╭─ Texto da página

Computadores quânticos vão quebrar a criptografia. E agora?

Armazenar Agora, Descriptografar Depois: A Guerra Silenciosa Pelo Futuro da Criptografia. Imagine só: você manda uma mensagem criptografada pelo celular. (2025) Ela viaja pela internet, passa por servidores distantes e chega ao destinatário. Parece segura, certo? Pois acredite: alguns governos podem estar copiando esse conteúdo agora mesmo , sabendo que não conseguem descriptografá-lo hoje… mas acham que vão conseguir em breve.

Isso é o que chamamos de "armazenar agora, descriptografar depois" (SNDL) — ou, na sigla em inglês, Harvest Now, Decrypt Later . E não é ficção científica. É realidade. Uma realidade silenciosa, fria, quase invisível, mas que está rolando nos bastidores do mundo digital enquanto você lê essa linha.

O que é SNDL?

O conceito é simples, embora assustador:

Alguns atores maliciosos — Estados-nação, espiões digitais, grupos de ciberespionagem — estão armazenando grandes quantidades de dados criptografados agora , com a expectativa de que, no futuro, eles terão os meios para descriptografar tudo isso .

E como? Com computadores quânticos.

Esses supercomputadores teóricos, ainda em desenvolvimento, prometem revolucionar a forma como processamos informações. Mas também têm o potencial de derrubar as bases da segurança digital moderna . E isso já virou um problema urgente.

Por que isso importa?

Porque os dados que você envia hoje — senhas, transações bancárias, documentos confidenciais, até conversas privadas — ainda serão valiosos daqui a 10, 20 anos . E se alguém estiver guardando tudo isso em algum servidor secreto, esperando a tecnologia avançar… então, sim, estamos todos expostos. É como se você escrevesse uma carta importante, colocasse numa caixa trancada e a mandasse pelo correio. Hoje, ninguém consegue abrir essa caixa. Mas amanhã, talvez com uma chave mágica, alguém consiga abri-la inteira — e ler tudo que você escreveu há uma década.

╰─

Dê continuidade ao texto sobre computadores quânticos e a prática de armazenar agora para descriptografar depois, começando logo após a última frase apresentada.

╭─ Segmento de dados

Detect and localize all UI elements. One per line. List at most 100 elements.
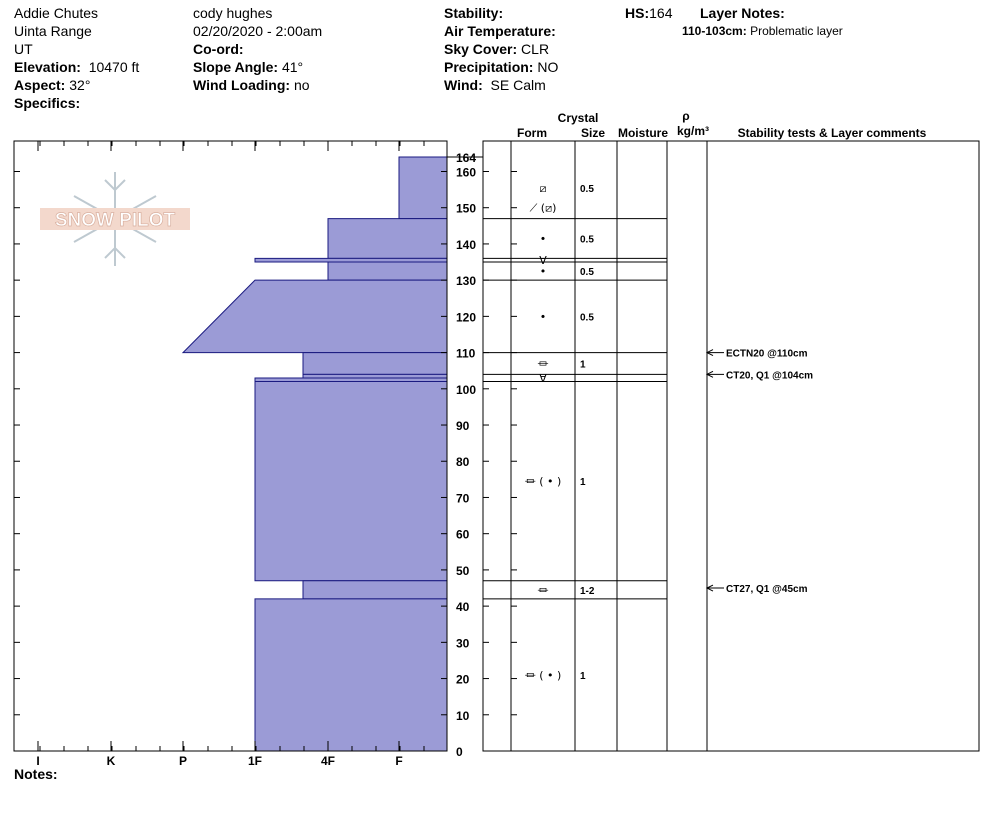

╰─

Resultado da tarefa:
Um pouco de história pra entender melhor

Antes dos anos 1970, a comunicação segura era algo complicado. Para enviar uma mensagem criptografada, você precisava combinar uma chave com o destinatário pessoalmente . Era tipo: você e seu amigo combinavam um código secreto cara a cara, e só assim podiam trocar mensagens sem que outros entendessem. Esse método é conhecido como criptografia simétrica — porque a mesma chave é usada tanto para codificar quanto para decodificar a informação. Funciona bem, mas tem um problema óbvio: e se você quiser mandar uma mensagem para alguém que nunca viu pessoalmente? Foi pensando nisso que, em 1977, três cientistas brilhantes — Ron Rivest, Adi Shamir e Leonard Adleman — deram vida ao que hoje conhecemos como RSA , um sistema de criptografia assimétrica. E ele mudou para sempre a forma como protegemos dados na internet.

Como funciona o RSA?

Vamos simplificar:

Cada pessoa tem dois números primos muito grandes , que mantém em segredo.
Multiplicando esses números, ela cria um número público gigante, que compartilha com o mundo.
Quando alguém quer enviar uma mensagem segura, usa esse número público para embaralhar a informação.
Só quem tem os fatores primos originais pode desfazer esse embaralho.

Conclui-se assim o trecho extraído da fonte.